# INSTRUCTIONS TO FOLLOW
Copy all entries without alteration and skip the pictures they hold.

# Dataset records
[start]

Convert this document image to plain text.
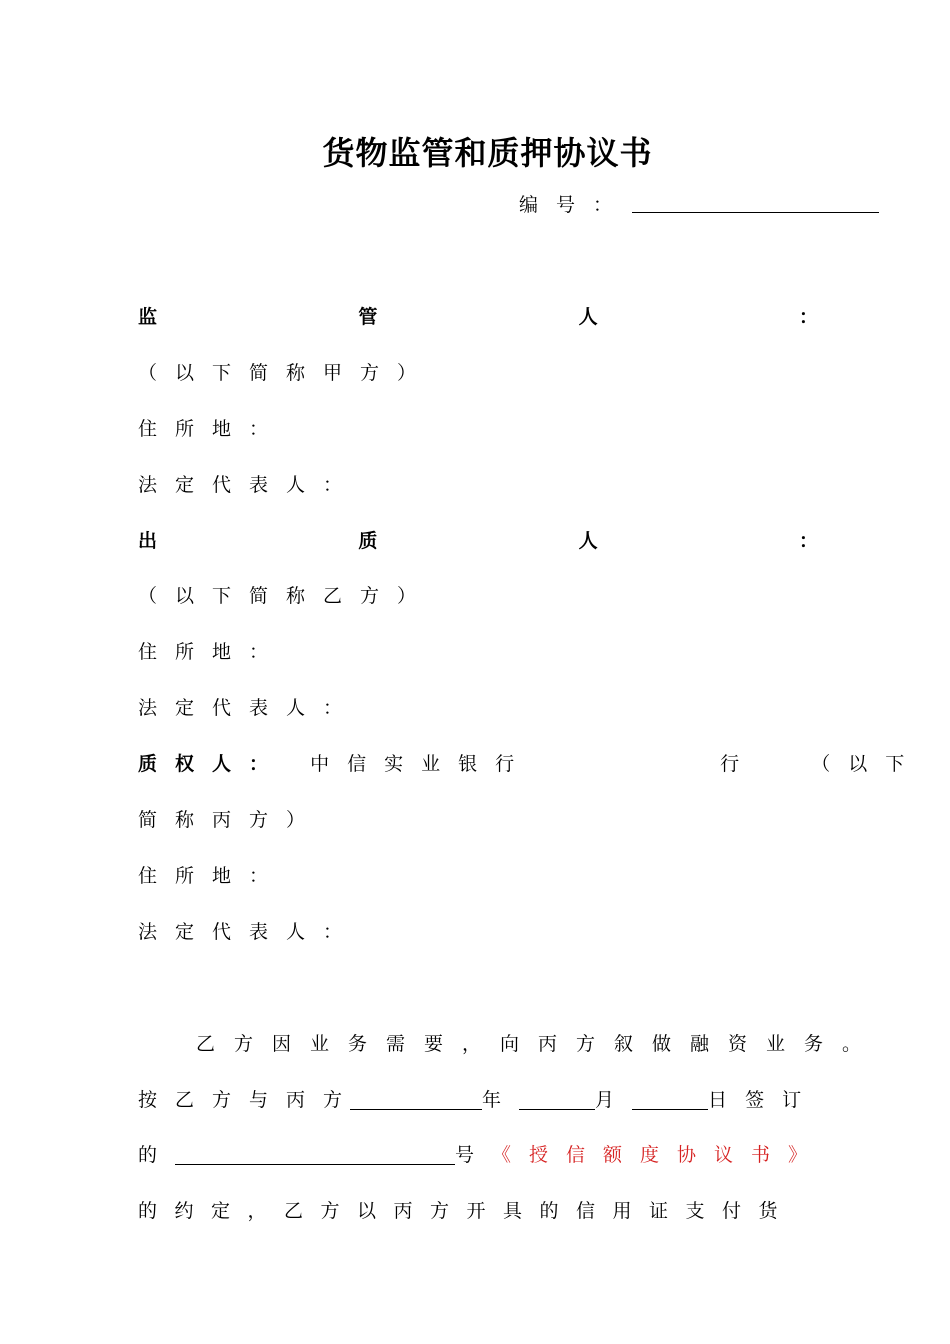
货物监管和质押协议书
编号：
监	管	人	：
（以下简称甲方）
住所地：
法定代表人：
出	质	人	：
（以下简称乙方）
住所地：
法定代表人：
质权人： 中信实业银行	行	（以下
简称丙方）
住所地：
法定代表人：
乙方因业务需要，向丙方叙做融资业务。
按乙方与丙方	年	月	日签订
的	号《授信额度协议书》
的约定，乙方以丙方开具的信用证支付货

[end]

# TASK RESULT
Convert this document image to plain text.
货物监管和质押协议书
编号：
监	管	人	：
（以下简称甲方）
住所地：
法定代表人：
出	质	人	：
（以下简称乙方）
住所地：
法定代表人：
质权人： 中信实业银行	行	（以下
简称丙方）
住所地：
法定代表人：
乙方因业务需要，向丙方叙做融资业务。
按乙方与丙方	年	月	日签订
的	号《授信额度协议书》
的约定，乙方以丙方开具的信用证支付货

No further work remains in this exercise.